** Start of Records provided **
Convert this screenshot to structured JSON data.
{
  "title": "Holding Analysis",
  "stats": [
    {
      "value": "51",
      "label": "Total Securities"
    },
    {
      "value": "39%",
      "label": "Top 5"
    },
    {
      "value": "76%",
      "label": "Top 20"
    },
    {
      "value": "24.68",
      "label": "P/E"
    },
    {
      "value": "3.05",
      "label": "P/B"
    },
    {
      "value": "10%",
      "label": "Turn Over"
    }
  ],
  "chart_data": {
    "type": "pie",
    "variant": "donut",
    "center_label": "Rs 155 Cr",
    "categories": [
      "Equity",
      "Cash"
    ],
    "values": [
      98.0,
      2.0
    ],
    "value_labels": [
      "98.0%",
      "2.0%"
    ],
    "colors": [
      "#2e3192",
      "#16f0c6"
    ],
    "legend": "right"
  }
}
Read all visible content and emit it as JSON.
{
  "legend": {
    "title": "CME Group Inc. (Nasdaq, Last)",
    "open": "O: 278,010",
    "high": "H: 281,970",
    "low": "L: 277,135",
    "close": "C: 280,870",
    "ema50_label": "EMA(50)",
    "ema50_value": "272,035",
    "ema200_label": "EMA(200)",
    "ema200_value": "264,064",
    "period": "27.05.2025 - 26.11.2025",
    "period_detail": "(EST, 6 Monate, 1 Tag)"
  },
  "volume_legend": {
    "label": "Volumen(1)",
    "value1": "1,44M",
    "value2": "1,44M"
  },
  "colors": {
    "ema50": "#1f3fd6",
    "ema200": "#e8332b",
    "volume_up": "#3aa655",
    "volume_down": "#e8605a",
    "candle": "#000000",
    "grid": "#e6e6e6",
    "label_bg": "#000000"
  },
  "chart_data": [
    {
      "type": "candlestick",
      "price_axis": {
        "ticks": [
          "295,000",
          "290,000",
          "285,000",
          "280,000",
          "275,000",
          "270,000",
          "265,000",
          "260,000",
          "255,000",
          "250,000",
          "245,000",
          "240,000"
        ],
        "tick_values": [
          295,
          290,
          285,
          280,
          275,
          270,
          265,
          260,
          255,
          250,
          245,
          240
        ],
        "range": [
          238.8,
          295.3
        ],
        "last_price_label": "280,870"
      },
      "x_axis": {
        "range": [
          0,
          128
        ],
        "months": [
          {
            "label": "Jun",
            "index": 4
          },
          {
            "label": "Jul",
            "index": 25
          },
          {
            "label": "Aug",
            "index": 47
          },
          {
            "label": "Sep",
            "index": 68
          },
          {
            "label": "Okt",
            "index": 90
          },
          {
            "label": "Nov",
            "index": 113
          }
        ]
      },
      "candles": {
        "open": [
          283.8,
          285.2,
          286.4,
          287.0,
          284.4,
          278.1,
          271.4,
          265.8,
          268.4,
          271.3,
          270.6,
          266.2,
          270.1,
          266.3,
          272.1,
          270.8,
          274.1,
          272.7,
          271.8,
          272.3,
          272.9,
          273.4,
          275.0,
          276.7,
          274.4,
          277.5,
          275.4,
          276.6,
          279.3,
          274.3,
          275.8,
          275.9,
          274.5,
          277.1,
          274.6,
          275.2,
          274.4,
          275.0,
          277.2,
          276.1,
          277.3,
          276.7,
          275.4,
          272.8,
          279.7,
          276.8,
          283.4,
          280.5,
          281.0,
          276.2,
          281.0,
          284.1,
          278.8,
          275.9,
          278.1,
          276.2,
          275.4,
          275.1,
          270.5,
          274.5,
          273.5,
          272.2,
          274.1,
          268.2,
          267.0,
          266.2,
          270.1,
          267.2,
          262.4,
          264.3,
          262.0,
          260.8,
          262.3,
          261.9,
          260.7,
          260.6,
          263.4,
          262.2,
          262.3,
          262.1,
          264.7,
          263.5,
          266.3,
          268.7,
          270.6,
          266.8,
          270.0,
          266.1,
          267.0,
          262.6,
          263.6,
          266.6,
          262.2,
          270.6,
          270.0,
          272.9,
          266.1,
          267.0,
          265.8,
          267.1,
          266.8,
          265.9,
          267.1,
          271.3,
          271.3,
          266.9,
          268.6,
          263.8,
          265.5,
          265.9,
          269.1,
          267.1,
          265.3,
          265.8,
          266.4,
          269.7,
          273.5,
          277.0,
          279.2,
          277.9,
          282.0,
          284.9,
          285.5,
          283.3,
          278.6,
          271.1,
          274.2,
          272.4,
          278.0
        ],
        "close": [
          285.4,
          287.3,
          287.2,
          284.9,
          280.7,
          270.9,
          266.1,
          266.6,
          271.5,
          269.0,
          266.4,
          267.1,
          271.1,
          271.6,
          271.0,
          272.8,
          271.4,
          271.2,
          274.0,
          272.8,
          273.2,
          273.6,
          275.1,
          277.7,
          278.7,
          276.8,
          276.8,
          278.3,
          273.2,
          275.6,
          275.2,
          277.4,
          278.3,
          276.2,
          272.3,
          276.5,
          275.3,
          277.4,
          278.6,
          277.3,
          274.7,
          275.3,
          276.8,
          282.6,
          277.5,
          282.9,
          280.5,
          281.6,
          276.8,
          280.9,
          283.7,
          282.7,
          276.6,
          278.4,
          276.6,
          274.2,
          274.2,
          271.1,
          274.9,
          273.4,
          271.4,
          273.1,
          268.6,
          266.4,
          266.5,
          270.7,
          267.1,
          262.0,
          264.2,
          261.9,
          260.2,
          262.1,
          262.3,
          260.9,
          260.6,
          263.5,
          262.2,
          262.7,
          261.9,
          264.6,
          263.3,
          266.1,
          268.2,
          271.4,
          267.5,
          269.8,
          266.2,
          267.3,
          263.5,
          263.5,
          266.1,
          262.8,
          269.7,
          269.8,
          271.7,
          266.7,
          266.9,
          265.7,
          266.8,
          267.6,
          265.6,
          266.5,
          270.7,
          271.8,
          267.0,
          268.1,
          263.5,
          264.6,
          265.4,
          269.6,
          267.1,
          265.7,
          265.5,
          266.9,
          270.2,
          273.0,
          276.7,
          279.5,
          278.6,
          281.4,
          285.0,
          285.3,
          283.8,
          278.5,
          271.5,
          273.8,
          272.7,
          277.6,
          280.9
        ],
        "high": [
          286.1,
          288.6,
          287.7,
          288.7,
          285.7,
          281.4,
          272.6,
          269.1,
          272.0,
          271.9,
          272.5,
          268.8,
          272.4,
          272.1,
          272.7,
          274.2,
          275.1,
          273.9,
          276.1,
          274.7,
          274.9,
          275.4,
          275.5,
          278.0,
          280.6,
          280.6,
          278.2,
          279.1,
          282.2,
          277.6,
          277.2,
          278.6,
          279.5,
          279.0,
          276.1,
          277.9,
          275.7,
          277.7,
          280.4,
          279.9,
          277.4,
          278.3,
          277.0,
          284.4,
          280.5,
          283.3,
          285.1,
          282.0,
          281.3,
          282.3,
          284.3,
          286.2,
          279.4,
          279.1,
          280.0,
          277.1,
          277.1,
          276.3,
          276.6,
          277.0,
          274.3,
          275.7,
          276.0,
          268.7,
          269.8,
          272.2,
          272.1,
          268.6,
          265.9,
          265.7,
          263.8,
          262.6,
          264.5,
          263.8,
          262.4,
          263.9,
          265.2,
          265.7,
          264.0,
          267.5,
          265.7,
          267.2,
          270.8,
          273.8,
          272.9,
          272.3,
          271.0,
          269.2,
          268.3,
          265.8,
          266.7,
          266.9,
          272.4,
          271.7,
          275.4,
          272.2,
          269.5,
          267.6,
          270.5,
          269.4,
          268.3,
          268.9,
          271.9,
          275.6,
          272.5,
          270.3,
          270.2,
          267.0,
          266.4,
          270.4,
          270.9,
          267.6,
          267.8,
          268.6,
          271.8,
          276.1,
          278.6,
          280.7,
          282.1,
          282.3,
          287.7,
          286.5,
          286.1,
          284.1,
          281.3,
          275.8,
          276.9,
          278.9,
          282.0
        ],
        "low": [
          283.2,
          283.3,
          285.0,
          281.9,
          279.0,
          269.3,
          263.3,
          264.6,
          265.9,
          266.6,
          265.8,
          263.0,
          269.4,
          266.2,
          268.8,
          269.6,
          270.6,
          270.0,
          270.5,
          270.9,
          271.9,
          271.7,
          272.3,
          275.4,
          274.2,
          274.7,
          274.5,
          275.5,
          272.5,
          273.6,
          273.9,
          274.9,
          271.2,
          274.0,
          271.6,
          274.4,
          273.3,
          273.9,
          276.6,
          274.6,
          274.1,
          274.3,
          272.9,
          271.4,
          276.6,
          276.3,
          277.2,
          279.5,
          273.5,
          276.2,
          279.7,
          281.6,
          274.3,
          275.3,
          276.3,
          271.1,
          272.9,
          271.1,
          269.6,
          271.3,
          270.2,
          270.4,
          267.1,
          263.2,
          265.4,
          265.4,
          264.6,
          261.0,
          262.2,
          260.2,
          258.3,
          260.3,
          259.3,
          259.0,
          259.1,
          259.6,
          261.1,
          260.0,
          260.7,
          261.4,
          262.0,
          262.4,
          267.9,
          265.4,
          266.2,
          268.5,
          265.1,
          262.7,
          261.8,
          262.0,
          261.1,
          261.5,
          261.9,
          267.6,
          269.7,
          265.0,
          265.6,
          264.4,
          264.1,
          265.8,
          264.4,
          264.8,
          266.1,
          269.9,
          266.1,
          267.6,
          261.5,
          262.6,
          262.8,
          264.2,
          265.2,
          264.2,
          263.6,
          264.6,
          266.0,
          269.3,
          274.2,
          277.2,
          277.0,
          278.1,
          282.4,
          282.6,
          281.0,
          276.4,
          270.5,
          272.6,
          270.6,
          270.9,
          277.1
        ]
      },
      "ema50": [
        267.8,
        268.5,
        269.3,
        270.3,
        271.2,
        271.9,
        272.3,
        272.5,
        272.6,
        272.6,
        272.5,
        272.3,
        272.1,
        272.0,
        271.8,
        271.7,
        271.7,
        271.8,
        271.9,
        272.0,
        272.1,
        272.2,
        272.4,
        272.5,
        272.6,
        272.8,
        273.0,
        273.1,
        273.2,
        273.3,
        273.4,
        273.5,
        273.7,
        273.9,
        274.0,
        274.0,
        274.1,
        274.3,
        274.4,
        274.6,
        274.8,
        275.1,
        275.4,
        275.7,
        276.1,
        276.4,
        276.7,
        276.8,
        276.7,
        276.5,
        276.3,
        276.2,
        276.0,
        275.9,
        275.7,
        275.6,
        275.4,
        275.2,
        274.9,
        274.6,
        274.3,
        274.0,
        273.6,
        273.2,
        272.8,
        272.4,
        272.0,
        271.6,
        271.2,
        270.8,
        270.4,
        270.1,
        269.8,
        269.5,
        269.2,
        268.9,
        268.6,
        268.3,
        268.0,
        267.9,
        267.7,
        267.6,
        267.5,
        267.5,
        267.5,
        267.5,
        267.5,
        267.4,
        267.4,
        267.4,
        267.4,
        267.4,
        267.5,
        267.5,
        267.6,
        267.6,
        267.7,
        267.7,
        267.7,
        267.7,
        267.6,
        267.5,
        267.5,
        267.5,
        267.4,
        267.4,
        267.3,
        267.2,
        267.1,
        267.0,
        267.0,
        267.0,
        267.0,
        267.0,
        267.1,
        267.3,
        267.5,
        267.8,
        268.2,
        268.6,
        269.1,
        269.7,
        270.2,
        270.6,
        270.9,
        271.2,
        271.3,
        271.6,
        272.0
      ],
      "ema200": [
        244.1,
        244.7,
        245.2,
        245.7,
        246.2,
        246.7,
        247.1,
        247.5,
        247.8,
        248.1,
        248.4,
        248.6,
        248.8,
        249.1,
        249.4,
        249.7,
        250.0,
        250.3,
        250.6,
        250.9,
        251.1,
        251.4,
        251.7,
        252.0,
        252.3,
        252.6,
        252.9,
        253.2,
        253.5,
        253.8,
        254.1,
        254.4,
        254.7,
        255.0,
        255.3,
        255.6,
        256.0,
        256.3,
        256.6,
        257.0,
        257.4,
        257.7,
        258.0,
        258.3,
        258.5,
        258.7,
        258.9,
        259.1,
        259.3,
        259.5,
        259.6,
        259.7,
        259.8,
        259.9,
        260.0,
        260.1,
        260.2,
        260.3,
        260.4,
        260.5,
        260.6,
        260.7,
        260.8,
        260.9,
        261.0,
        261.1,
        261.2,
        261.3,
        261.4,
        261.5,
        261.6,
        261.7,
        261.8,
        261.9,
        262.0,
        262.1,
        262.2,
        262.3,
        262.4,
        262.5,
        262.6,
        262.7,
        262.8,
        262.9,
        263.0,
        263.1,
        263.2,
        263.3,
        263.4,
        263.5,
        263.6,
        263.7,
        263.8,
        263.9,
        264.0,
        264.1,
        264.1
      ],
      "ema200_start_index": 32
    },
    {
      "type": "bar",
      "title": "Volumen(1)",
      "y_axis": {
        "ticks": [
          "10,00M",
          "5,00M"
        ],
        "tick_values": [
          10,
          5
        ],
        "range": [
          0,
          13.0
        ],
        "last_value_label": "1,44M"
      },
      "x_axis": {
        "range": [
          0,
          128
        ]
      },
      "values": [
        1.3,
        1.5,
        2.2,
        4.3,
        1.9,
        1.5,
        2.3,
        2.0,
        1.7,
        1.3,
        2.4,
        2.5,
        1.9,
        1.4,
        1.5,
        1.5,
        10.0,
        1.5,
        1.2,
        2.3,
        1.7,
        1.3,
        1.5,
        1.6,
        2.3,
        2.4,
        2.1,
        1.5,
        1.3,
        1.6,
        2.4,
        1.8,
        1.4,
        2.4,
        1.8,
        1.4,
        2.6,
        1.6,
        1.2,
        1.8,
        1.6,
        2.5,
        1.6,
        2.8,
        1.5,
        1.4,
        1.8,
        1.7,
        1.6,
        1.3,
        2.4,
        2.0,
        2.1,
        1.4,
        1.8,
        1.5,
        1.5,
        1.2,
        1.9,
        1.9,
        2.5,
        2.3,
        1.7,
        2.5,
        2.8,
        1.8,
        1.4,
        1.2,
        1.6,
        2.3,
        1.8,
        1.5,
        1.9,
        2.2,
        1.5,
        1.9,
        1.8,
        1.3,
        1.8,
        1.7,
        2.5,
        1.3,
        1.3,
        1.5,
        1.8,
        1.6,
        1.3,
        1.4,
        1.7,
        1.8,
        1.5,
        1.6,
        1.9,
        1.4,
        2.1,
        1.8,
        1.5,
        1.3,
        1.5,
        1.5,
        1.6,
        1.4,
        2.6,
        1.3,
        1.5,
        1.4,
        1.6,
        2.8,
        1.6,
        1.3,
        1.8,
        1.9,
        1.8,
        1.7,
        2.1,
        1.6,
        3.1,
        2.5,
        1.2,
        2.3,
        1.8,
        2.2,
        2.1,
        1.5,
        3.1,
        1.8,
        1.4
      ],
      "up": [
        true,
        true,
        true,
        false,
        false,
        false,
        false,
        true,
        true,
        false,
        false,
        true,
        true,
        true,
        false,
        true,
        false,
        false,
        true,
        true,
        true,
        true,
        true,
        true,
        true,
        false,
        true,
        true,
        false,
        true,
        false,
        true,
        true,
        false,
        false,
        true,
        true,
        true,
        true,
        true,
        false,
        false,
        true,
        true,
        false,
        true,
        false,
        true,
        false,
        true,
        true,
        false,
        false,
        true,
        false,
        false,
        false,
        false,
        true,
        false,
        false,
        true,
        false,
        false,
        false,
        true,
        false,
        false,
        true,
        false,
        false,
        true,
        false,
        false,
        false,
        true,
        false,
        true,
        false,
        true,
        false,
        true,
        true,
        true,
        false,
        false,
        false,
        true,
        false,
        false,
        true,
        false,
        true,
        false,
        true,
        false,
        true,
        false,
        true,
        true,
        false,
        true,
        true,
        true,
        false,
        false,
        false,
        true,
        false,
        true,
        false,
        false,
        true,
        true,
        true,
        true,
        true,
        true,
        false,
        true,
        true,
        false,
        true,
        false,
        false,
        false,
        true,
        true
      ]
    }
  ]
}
** End of Records provided **
▸ **Exercise requirements**
All lines above with "title" in them should be returned.

▸ **Solved problem**
  "title": "Holding Analysis",
    "title": "CME Group Inc. (Nasdaq, Last)",
      "title": "Volumen(1)",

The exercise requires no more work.